Set every record down verbatim and omit the pictures.

— START OF DATA TO USE —

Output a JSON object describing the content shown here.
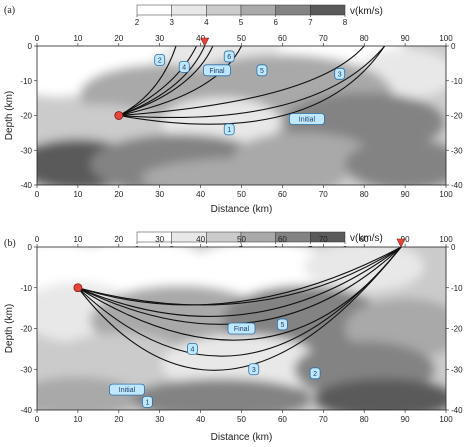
{
  "chart_data": [
    {
      "panel_label": "(a)",
      "type": "heatmap",
      "xlabel": "Distance (km)",
      "ylabel": "Depth (km)",
      "xlim": [
        0,
        100
      ],
      "ylim": [
        -40,
        0
      ],
      "x_ticks": [
        0,
        10,
        20,
        30,
        40,
        50,
        60,
        70,
        80,
        90,
        100
      ],
      "y_ticks": [
        0,
        -10,
        -20,
        -30,
        -40
      ],
      "colorbar": {
        "label": "v(km/s)",
        "ticks": [
          2,
          3,
          4,
          5,
          6,
          7,
          8
        ],
        "colors": [
          "#ffffff",
          "#e8e8e8",
          "#cbcbcb",
          "#a9a9a9",
          "#838383",
          "#5a5a5a"
        ]
      },
      "source": {
        "x": 20,
        "y": -20
      },
      "receiver": {
        "x": 41,
        "y": 0
      },
      "rays": [
        {
          "label": "Initial",
          "start": [
            20,
            -20
          ],
          "end": [
            85,
            0
          ],
          "control": [
            68,
            -24
          ],
          "label_at": [
            66,
            -21
          ]
        },
        {
          "label": "1",
          "start": [
            20,
            -20
          ],
          "end": [
            85,
            0
          ],
          "control": [
            68,
            -30
          ],
          "label_at": [
            47,
            -24
          ]
        },
        {
          "label": "2",
          "start": [
            20,
            -20
          ],
          "end": [
            39,
            0
          ],
          "control": [
            34,
            -12
          ],
          "label_at": [
            30,
            -4
          ]
        },
        {
          "label": "3",
          "start": [
            20,
            -20
          ],
          "end": [
            80,
            0
          ],
          "control": [
            68,
            -16
          ],
          "label_at": [
            74,
            -8
          ]
        },
        {
          "label": "4",
          "start": [
            20,
            -20
          ],
          "end": [
            43,
            0
          ],
          "control": [
            38,
            -13
          ],
          "label_at": [
            36,
            -6
          ]
        },
        {
          "label": "5",
          "start": [
            20,
            -20
          ],
          "end": [
            50,
            0
          ],
          "control": [
            44,
            -14
          ],
          "label_at": [
            55,
            -7
          ]
        },
        {
          "label": "6",
          "start": [
            20,
            -20
          ],
          "end": [
            34,
            0
          ],
          "control": [
            30,
            -14
          ],
          "label_at": [
            47,
            -3
          ]
        },
        {
          "label": "Final",
          "start": [
            20,
            -20
          ],
          "end": [
            41,
            0
          ],
          "control": [
            36,
            -13
          ],
          "label_at": [
            44,
            -7
          ]
        }
      ]
    },
    {
      "panel_label": "(b)",
      "type": "heatmap",
      "xlabel": "Distance (km)",
      "ylabel": "Depth (km)",
      "xlim": [
        0,
        100
      ],
      "ylim": [
        -40,
        0
      ],
      "x_ticks": [
        0,
        10,
        20,
        30,
        40,
        50,
        60,
        70,
        80,
        90,
        100
      ],
      "y_ticks": [
        0,
        -10,
        -20,
        -30,
        -40
      ],
      "colorbar": {
        "label": "v(km/s)",
        "ticks": [
          2,
          3,
          4,
          5,
          6,
          7,
          8
        ],
        "colors": [
          "#ffffff",
          "#e8e8e8",
          "#cbcbcb",
          "#a9a9a9",
          "#838383",
          "#5a5a5a"
        ]
      },
      "source": {
        "x": 10,
        "y": -10
      },
      "receiver": {
        "x": 89,
        "y": 0
      },
      "rays": [
        {
          "label": "Initial",
          "start": [
            10,
            -10
          ],
          "end": [
            89,
            0
          ],
          "control": [
            45,
            -55
          ],
          "label_at": [
            22,
            -35
          ]
        },
        {
          "label": "1",
          "start": [
            10,
            -10
          ],
          "end": [
            89,
            0
          ],
          "control": [
            50,
            -48
          ],
          "label_at": [
            27,
            -38
          ]
        },
        {
          "label": "2",
          "start": [
            10,
            -10
          ],
          "end": [
            89,
            0
          ],
          "control": [
            58,
            -40
          ],
          "label_at": [
            68,
            -31
          ]
        },
        {
          "label": "3",
          "start": [
            10,
            -10
          ],
          "end": [
            89,
            0
          ],
          "control": [
            55,
            -32
          ],
          "label_at": [
            53,
            -30
          ]
        },
        {
          "label": "4",
          "start": [
            10,
            -10
          ],
          "end": [
            89,
            0
          ],
          "control": [
            52,
            -28
          ],
          "label_at": [
            38,
            -25
          ]
        },
        {
          "label": "5",
          "start": [
            10,
            -10
          ],
          "end": [
            89,
            0
          ],
          "control": [
            55,
            -22
          ],
          "label_at": [
            60,
            -19
          ]
        },
        {
          "label": "Final",
          "start": [
            10,
            -10
          ],
          "end": [
            89,
            0
          ],
          "control": [
            48,
            -22
          ],
          "label_at": [
            50,
            -20
          ]
        }
      ]
    }
  ]
}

— END OF DATA TO USE —

-- RESULT OF THIS EXERCISE --
Output a JSON object describing the content shown here.
{
  "chart_data": [
    {
      "panel_label": "(a)",
      "type": "heatmap",
      "xlabel": "Distance (km)",
      "ylabel": "Depth (km)",
      "xlim": [
        0,
        100
      ],
      "ylim": [
        -40,
        0
      ],
      "x_ticks": [
        0,
        10,
        20,
        30,
        40,
        50,
        60,
        70,
        80,
        90,
        100
      ],
      "y_ticks": [
        0,
        -10,
        -20,
        -30,
        -40
      ],
      "colorbar": {
        "label": "v(km/s)",
        "ticks": [
          2,
          3,
          4,
          5,
          6,
          7,
          8
        ],
        "colors": [
          "#ffffff",
          "#e8e8e8",
          "#cbcbcb",
          "#a9a9a9",
          "#838383",
          "#5a5a5a"
        ]
      },
      "source": {
        "x": 20,
        "y": -20
      },
      "receiver": {
        "x": 41,
        "y": 0
      },
      "rays": [
        {
          "label": "Initial",
          "start": [
            20,
            -20
          ],
          "end": [
            85,
            0
          ],
          "control": [
            68,
            -24
          ],
          "label_at": [
            66,
            -21
          ]
        },
        {
          "label": "1",
          "start": [
            20,
            -20
          ],
          "end": [
            85,
            0
          ],
          "control": [
            68,
            -30
          ],
          "label_at": [
            47,
            -24
          ]
        },
        {
          "label": "2",
          "start": [
            20,
            -20
          ],
          "end": [
            39,
            0
          ],
          "control": [
            34,
            -12
          ],
          "label_at": [
            30,
            -4
          ]
        },
        {
          "label": "3",
          "start": [
            20,
            -20
          ],
          "end": [
            80,
            0
          ],
          "control": [
            68,
            -16
          ],
          "label_at": [
            74,
            -8
          ]
        },
        {
          "label": "4",
          "start": [
            20,
            -20
          ],
          "end": [
            43,
            0
          ],
          "control": [
            38,
            -13
          ],
          "label_at": [
            36,
            -6
          ]
        },
        {
          "label": "5",
          "start": [
            20,
            -20
          ],
          "end": [
            50,
            0
          ],
          "control": [
            44,
            -14
          ],
          "label_at": [
            55,
            -7
          ]
        },
        {
          "label": "6",
          "start": [
            20,
            -20
          ],
          "end": [
            34,
            0
          ],
          "control": [
            30,
            -14
          ],
          "label_at": [
            47,
            -3
          ]
        },
        {
          "label": "Final",
          "start": [
            20,
            -20
          ],
          "end": [
            41,
            0
          ],
          "control": [
            36,
            -13
          ],
          "label_at": [
            44,
            -7
          ]
        }
      ]
    },
    {
      "panel_label": "(b)",
      "type": "heatmap",
      "xlabel": "Distance (km)",
      "ylabel": "Depth (km)",
      "xlim": [
        0,
        100
      ],
      "ylim": [
        -40,
        0
      ],
      "x_ticks": [
        0,
        10,
        20,
        30,
        40,
        50,
        60,
        70,
        80,
        90,
        100
      ],
      "y_ticks": [
        0,
        -10,
        -20,
        -30,
        -40
      ],
      "colorbar": {
        "label": "v(km/s)",
        "ticks": [
          2,
          3,
          4,
          5,
          6,
          7,
          8
        ],
        "colors": [
          "#ffffff",
          "#e8e8e8",
          "#cbcbcb",
          "#a9a9a9",
          "#838383",
          "#5a5a5a"
        ]
      },
      "source": {
        "x": 10,
        "y": -10
      },
      "receiver": {
        "x": 89,
        "y": 0
      },
      "rays": [
        {
          "label": "Initial",
          "start": [
            10,
            -10
          ],
          "end": [
            89,
            0
          ],
          "control": [
            45,
            -55
          ],
          "label_at": [
            22,
            -35
          ]
        },
        {
          "label": "1",
          "start": [
            10,
            -10
          ],
          "end": [
            89,
            0
          ],
          "control": [
            50,
            -48
          ],
          "label_at": [
            27,
            -38
          ]
        },
        {
          "label": "2",
          "start": [
            10,
            -10
          ],
          "end": [
            89,
            0
          ],
          "control": [
            58,
            -40
          ],
          "label_at": [
            68,
            -31
          ]
        },
        {
          "label": "3",
          "start": [
            10,
            -10
          ],
          "end": [
            89,
            0
          ],
          "control": [
            55,
            -32
          ],
          "label_at": [
            53,
            -30
          ]
        },
        {
          "label": "4",
          "start": [
            10,
            -10
          ],
          "end": [
            89,
            0
          ],
          "control": [
            52,
            -28
          ],
          "label_at": [
            38,
            -25
          ]
        },
        {
          "label": "5",
          "start": [
            10,
            -10
          ],
          "end": [
            89,
            0
          ],
          "control": [
            55,
            -22
          ],
          "label_at": [
            60,
            -19
          ]
        },
        {
          "label": "Final",
          "start": [
            10,
            -10
          ],
          "end": [
            89,
            0
          ],
          "control": [
            48,
            -22
          ],
          "label_at": [
            50,
            -20
          ]
        }
      ]
    }
  ]
}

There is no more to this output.